┏━━

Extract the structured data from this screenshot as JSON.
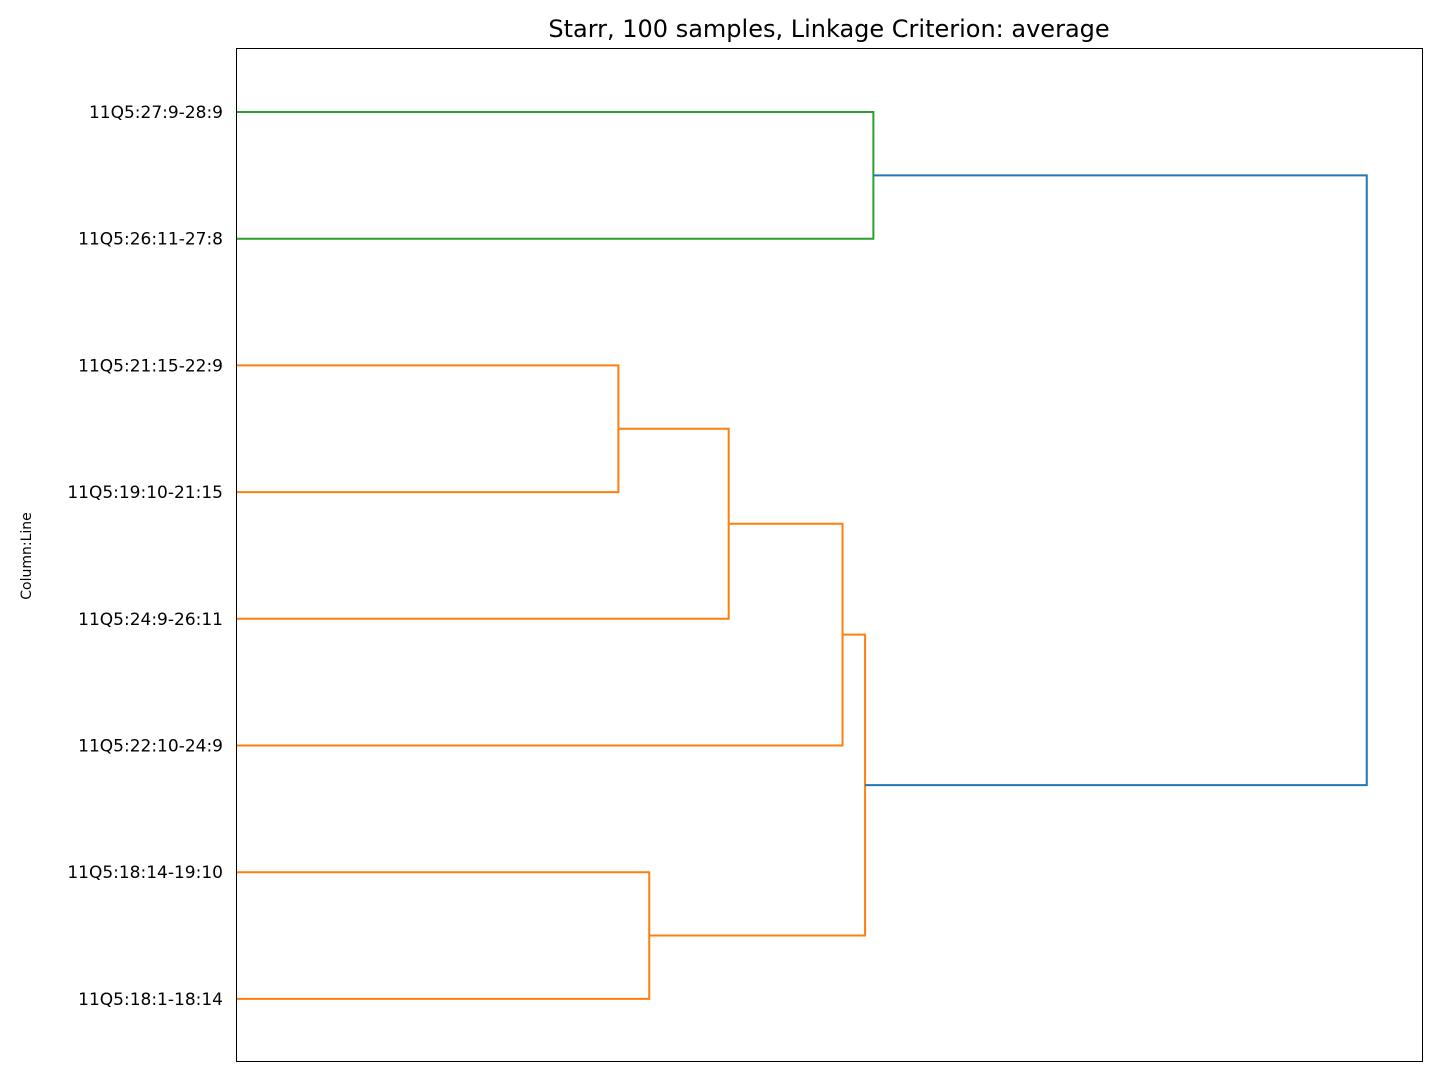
{
  "chart_data": {
    "type": "dendrogram",
    "title": "Starr, 100 samples, Linkage Criterion: average",
    "ylabel": "Column:Line",
    "xlabel": "",
    "orientation": "left",
    "grid": false,
    "x_ticks_shown": false,
    "xlim": [
      0,
      1
    ],
    "leaves": [
      "11Q5:27:9-28:9",
      "11Q5:26:11-27:8",
      "11Q5:21:15-22:9",
      "11Q5:19:10-21:15",
      "11Q5:24:9-26:11",
      "11Q5:22:10-24:9",
      "11Q5:18:14-19:10",
      "11Q5:18:1-18:14"
    ],
    "merges": [
      {
        "id": "m1",
        "children": [
          "L0",
          "L1"
        ],
        "height": 0.537,
        "color": "#2ca02c"
      },
      {
        "id": "m2",
        "children": [
          "L2",
          "L3"
        ],
        "height": 0.322,
        "color": "#ff7f0e"
      },
      {
        "id": "m3",
        "children": [
          "m2",
          "L4"
        ],
        "height": 0.415,
        "color": "#ff7f0e"
      },
      {
        "id": "m4",
        "children": [
          "m3",
          "L5"
        ],
        "height": 0.511,
        "color": "#ff7f0e"
      },
      {
        "id": "m5",
        "children": [
          "L6",
          "L7"
        ],
        "height": 0.348,
        "color": "#ff7f0e"
      },
      {
        "id": "m6",
        "children": [
          "m4",
          "m5"
        ],
        "height": 0.53,
        "color": "#ff7f0e"
      },
      {
        "id": "m7",
        "children": [
          "m1",
          "m6"
        ],
        "height": 0.953,
        "color": "#1f77b4"
      }
    ],
    "colors": {
      "cluster_green": "#2ca02c",
      "cluster_orange": "#ff7f0e",
      "above_threshold": "#1f77b4",
      "frame": "#000000"
    }
  }
}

┗━━

Go through the material above and print all of it exactly, except the pictures.

## Task output
Extract the structured data from this screenshot as JSON.
{
  "chart_data": {
    "type": "dendrogram",
    "title": "Starr, 100 samples, Linkage Criterion: average",
    "ylabel": "Column:Line",
    "xlabel": "",
    "orientation": "left",
    "grid": false,
    "x_ticks_shown": false,
    "xlim": [
      0,
      1
    ],
    "leaves": [
      "11Q5:27:9-28:9",
      "11Q5:26:11-27:8",
      "11Q5:21:15-22:9",
      "11Q5:19:10-21:15",
      "11Q5:24:9-26:11",
      "11Q5:22:10-24:9",
      "11Q5:18:14-19:10",
      "11Q5:18:1-18:14"
    ],
    "merges": [
      {
        "id": "m1",
        "children": [
          "L0",
          "L1"
        ],
        "height": 0.537,
        "color": "#2ca02c"
      },
      {
        "id": "m2",
        "children": [
          "L2",
          "L3"
        ],
        "height": 0.322,
        "color": "#ff7f0e"
      },
      {
        "id": "m3",
        "children": [
          "m2",
          "L4"
        ],
        "height": 0.415,
        "color": "#ff7f0e"
      },
      {
        "id": "m4",
        "children": [
          "m3",
          "L5"
        ],
        "height": 0.511,
        "color": "#ff7f0e"
      },
      {
        "id": "m5",
        "children": [
          "L6",
          "L7"
        ],
        "height": 0.348,
        "color": "#ff7f0e"
      },
      {
        "id": "m6",
        "children": [
          "m4",
          "m5"
        ],
        "height": 0.53,
        "color": "#ff7f0e"
      },
      {
        "id": "m7",
        "children": [
          "m1",
          "m6"
        ],
        "height": 0.953,
        "color": "#1f77b4"
      }
    ],
    "colors": {
      "cluster_green": "#2ca02c",
      "cluster_orange": "#ff7f0e",
      "above_threshold": "#1f77b4",
      "frame": "#000000"
    }
  }
}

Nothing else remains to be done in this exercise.